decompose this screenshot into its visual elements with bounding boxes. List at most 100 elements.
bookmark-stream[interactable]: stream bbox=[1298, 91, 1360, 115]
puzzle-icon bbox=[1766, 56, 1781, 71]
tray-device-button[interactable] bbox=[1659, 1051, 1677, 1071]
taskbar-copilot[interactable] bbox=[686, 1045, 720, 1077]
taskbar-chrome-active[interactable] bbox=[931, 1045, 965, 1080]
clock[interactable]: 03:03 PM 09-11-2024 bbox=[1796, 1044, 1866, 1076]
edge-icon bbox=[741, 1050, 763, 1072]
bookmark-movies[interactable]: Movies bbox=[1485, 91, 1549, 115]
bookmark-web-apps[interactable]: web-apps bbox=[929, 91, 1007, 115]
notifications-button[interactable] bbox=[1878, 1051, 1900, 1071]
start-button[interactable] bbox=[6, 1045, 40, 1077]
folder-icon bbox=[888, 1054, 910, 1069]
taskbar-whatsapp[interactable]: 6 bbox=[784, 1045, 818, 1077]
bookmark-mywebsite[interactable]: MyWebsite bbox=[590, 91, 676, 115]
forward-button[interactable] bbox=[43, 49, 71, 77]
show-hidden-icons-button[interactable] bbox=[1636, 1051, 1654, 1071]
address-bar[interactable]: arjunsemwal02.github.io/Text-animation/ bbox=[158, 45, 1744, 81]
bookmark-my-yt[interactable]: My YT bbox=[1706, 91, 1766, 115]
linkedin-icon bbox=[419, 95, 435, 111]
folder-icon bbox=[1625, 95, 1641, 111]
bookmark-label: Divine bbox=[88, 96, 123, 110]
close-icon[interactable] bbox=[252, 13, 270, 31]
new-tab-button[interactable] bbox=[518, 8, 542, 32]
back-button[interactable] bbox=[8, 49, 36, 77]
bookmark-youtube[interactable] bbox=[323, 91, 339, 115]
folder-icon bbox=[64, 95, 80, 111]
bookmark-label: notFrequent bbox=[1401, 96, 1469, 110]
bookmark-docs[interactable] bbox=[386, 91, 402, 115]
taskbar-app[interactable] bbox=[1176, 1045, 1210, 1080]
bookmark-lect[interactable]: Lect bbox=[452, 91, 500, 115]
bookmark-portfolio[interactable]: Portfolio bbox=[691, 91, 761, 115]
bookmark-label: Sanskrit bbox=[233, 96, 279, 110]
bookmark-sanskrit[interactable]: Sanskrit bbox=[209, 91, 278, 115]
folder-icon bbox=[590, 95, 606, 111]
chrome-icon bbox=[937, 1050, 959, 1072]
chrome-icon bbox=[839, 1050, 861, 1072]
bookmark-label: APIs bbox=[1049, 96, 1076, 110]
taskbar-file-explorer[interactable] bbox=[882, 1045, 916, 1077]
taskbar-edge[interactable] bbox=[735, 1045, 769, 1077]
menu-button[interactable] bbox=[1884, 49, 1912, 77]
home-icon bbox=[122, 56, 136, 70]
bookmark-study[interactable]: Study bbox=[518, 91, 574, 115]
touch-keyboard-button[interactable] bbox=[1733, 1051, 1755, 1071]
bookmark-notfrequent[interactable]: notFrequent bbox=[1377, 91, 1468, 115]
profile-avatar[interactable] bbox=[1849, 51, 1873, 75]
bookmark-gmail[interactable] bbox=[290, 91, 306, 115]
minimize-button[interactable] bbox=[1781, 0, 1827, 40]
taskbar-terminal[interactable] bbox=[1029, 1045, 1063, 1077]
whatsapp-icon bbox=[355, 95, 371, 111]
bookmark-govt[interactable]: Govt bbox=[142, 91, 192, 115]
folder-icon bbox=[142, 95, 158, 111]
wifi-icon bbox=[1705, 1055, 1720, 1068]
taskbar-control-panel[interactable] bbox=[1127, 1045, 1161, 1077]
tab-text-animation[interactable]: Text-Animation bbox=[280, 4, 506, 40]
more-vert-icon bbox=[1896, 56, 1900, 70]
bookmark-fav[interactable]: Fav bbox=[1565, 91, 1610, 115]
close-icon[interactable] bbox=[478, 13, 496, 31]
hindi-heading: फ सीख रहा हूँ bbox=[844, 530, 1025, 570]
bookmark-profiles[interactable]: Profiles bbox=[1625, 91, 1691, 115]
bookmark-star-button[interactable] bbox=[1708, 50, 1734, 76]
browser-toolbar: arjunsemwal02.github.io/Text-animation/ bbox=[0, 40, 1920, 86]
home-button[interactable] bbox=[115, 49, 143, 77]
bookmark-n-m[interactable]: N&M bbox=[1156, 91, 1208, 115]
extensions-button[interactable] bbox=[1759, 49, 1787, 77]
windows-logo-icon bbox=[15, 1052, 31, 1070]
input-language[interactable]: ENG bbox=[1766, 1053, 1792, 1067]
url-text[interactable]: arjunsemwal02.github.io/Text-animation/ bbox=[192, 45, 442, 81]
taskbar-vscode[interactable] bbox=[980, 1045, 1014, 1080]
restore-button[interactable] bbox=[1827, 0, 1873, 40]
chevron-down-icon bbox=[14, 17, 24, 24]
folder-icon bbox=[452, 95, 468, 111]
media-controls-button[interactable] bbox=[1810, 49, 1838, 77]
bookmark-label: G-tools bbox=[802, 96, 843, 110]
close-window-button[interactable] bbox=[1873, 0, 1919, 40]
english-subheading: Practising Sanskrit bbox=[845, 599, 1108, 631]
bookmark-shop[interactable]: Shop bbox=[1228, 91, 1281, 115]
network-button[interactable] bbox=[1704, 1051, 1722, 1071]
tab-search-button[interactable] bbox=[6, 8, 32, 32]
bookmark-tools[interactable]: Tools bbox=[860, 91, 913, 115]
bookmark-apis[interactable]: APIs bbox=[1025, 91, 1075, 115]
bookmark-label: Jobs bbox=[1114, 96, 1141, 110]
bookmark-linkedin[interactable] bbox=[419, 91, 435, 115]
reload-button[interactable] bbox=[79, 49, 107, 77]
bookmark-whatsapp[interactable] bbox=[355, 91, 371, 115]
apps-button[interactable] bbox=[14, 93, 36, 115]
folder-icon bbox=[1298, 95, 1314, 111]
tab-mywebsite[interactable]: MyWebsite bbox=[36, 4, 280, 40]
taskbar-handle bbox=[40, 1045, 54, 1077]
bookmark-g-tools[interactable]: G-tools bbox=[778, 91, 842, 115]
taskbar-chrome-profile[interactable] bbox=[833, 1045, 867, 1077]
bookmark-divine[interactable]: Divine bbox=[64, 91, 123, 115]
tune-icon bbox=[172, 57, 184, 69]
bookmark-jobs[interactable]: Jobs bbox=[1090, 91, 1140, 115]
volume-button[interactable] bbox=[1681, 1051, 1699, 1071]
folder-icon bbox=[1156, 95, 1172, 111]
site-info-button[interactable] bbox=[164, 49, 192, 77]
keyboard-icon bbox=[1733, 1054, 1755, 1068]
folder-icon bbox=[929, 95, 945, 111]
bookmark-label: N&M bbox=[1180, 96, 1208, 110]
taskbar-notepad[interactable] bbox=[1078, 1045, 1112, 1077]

◆ Task requirements: Copy all of the lines above without changing anything.

◆ Problem solution:
decompose this screenshot into its visual elements with bounding boxes. List at most 100 elements.
bookmark-stream[interactable]: stream bbox=[1298, 91, 1360, 115]
puzzle-icon bbox=[1766, 56, 1781, 71]
tray-device-button[interactable] bbox=[1659, 1051, 1677, 1071]
taskbar-copilot[interactable] bbox=[686, 1045, 720, 1077]
taskbar-chrome-active[interactable] bbox=[931, 1045, 965, 1080]
clock[interactable]: 03:03 PM 09-11-2024 bbox=[1796, 1044, 1866, 1076]
edge-icon bbox=[741, 1050, 763, 1072]
bookmark-movies[interactable]: Movies bbox=[1485, 91, 1549, 115]
bookmark-web-apps[interactable]: web-apps bbox=[929, 91, 1007, 115]
notifications-button[interactable] bbox=[1878, 1051, 1900, 1071]
start-button[interactable] bbox=[6, 1045, 40, 1077]
folder-icon bbox=[888, 1054, 910, 1069]
taskbar-whatsapp[interactable]: 6 bbox=[784, 1045, 818, 1077]
bookmark-mywebsite[interactable]: MyWebsite bbox=[590, 91, 676, 115]
forward-button[interactable] bbox=[43, 49, 71, 77]
show-hidden-icons-button[interactable] bbox=[1636, 1051, 1654, 1071]
address-bar[interactable]: arjunsemwal02.github.io/Text-animation/ bbox=[158, 45, 1744, 81]
bookmark-my-yt[interactable]: My YT bbox=[1706, 91, 1766, 115]
linkedin-icon bbox=[419, 95, 435, 111]
folder-icon bbox=[1625, 95, 1641, 111]
bookmark-label: Divine bbox=[88, 96, 123, 110]
close-icon[interactable] bbox=[252, 13, 270, 31]
new-tab-button[interactable] bbox=[518, 8, 542, 32]
back-button[interactable] bbox=[8, 49, 36, 77]
bookmark-youtube[interactable] bbox=[323, 91, 339, 115]
folder-icon bbox=[64, 95, 80, 111]
bookmark-label: notFrequent bbox=[1401, 96, 1469, 110]
bookmark-docs[interactable] bbox=[386, 91, 402, 115]
taskbar-app[interactable] bbox=[1176, 1045, 1210, 1080]
bookmark-lect[interactable]: Lect bbox=[452, 91, 500, 115]
bookmark-portfolio[interactable]: Portfolio bbox=[691, 91, 761, 115]
bookmark-label: Sanskrit bbox=[233, 96, 279, 110]
bookmark-sanskrit[interactable]: Sanskrit bbox=[209, 91, 278, 115]
folder-icon bbox=[590, 95, 606, 111]
chrome-icon bbox=[937, 1050, 959, 1072]
chrome-icon bbox=[839, 1050, 861, 1072]
bookmark-label: APIs bbox=[1049, 96, 1076, 110]
taskbar-file-explorer[interactable] bbox=[882, 1045, 916, 1077]
taskbar-edge[interactable] bbox=[735, 1045, 769, 1077]
menu-button[interactable] bbox=[1884, 49, 1912, 77]
home-icon bbox=[122, 56, 136, 70]
bookmark-study[interactable]: Study bbox=[518, 91, 574, 115]
touch-keyboard-button[interactable] bbox=[1733, 1051, 1755, 1071]
bookmark-notfrequent[interactable]: notFrequent bbox=[1377, 91, 1468, 115]
profile-avatar[interactable] bbox=[1849, 51, 1873, 75]
bookmark-gmail[interactable] bbox=[290, 91, 306, 115]
minimize-button[interactable] bbox=[1781, 0, 1827, 40]
taskbar-terminal[interactable] bbox=[1029, 1045, 1063, 1077]
whatsapp-icon bbox=[355, 95, 371, 111]
bookmark-govt[interactable]: Govt bbox=[142, 91, 192, 115]
folder-icon bbox=[142, 95, 158, 111]
wifi-icon bbox=[1705, 1055, 1720, 1068]
taskbar-control-panel[interactable] bbox=[1127, 1045, 1161, 1077]
tab-text-animation[interactable]: Text-Animation bbox=[280, 4, 506, 40]
more-vert-icon bbox=[1896, 56, 1900, 70]
bookmark-fav[interactable]: Fav bbox=[1565, 91, 1610, 115]
close-icon[interactable] bbox=[478, 13, 496, 31]
hindi-heading: फ सीख रहा हूँ bbox=[844, 530, 1025, 570]
bookmark-profiles[interactable]: Profiles bbox=[1625, 91, 1691, 115]
bookmark-star-button[interactable] bbox=[1708, 50, 1734, 76]
browser-toolbar: arjunsemwal02.github.io/Text-animation/ bbox=[0, 40, 1920, 86]
home-button[interactable] bbox=[115, 49, 143, 77]
bookmark-n-m[interactable]: N&M bbox=[1156, 91, 1208, 115]
extensions-button[interactable] bbox=[1759, 49, 1787, 77]
windows-logo-icon bbox=[15, 1052, 31, 1070]
input-language[interactable]: ENG bbox=[1766, 1053, 1792, 1067]
url-text[interactable]: arjunsemwal02.github.io/Text-animation/ bbox=[192, 45, 442, 81]
taskbar-vscode[interactable] bbox=[980, 1045, 1014, 1080]
restore-button[interactable] bbox=[1827, 0, 1873, 40]
chevron-down-icon bbox=[14, 17, 24, 24]
folder-icon bbox=[452, 95, 468, 111]
media-controls-button[interactable] bbox=[1810, 49, 1838, 77]
bookmark-label: G-tools bbox=[802, 96, 843, 110]
close-window-button[interactable] bbox=[1873, 0, 1919, 40]
english-subheading: Practising Sanskrit bbox=[845, 599, 1108, 631]
bookmark-shop[interactable]: Shop bbox=[1228, 91, 1281, 115]
network-button[interactable] bbox=[1704, 1051, 1722, 1071]
tab-search-button[interactable] bbox=[6, 8, 32, 32]
bookmark-tools[interactable]: Tools bbox=[860, 91, 913, 115]
bookmark-apis[interactable]: APIs bbox=[1025, 91, 1075, 115]
bookmark-label: Jobs bbox=[1114, 96, 1141, 110]
bookmark-linkedin[interactable] bbox=[419, 91, 435, 115]
reload-button[interactable] bbox=[79, 49, 107, 77]
bookmark-whatsapp[interactable] bbox=[355, 91, 371, 115]
apps-button[interactable] bbox=[14, 93, 36, 115]
folder-icon bbox=[1298, 95, 1314, 111]
tab-mywebsite[interactable]: MyWebsite bbox=[36, 4, 280, 40]
taskbar-handle bbox=[40, 1045, 54, 1077]
bookmark-g-tools[interactable]: G-tools bbox=[778, 91, 842, 115]
taskbar-chrome-profile[interactable] bbox=[833, 1045, 867, 1077]
bookmark-divine[interactable]: Divine bbox=[64, 91, 123, 115]
tune-icon bbox=[172, 57, 184, 69]
bookmark-jobs[interactable]: Jobs bbox=[1090, 91, 1140, 115]
volume-button[interactable] bbox=[1681, 1051, 1699, 1071]
folder-icon bbox=[1156, 95, 1172, 111]
site-info-button[interactable] bbox=[164, 49, 192, 77]
keyboard-icon bbox=[1733, 1054, 1755, 1068]
folder-icon bbox=[929, 95, 945, 111]
bookmark-label: N&M bbox=[1180, 96, 1208, 110]
taskbar-notepad[interactable] bbox=[1078, 1045, 1112, 1077]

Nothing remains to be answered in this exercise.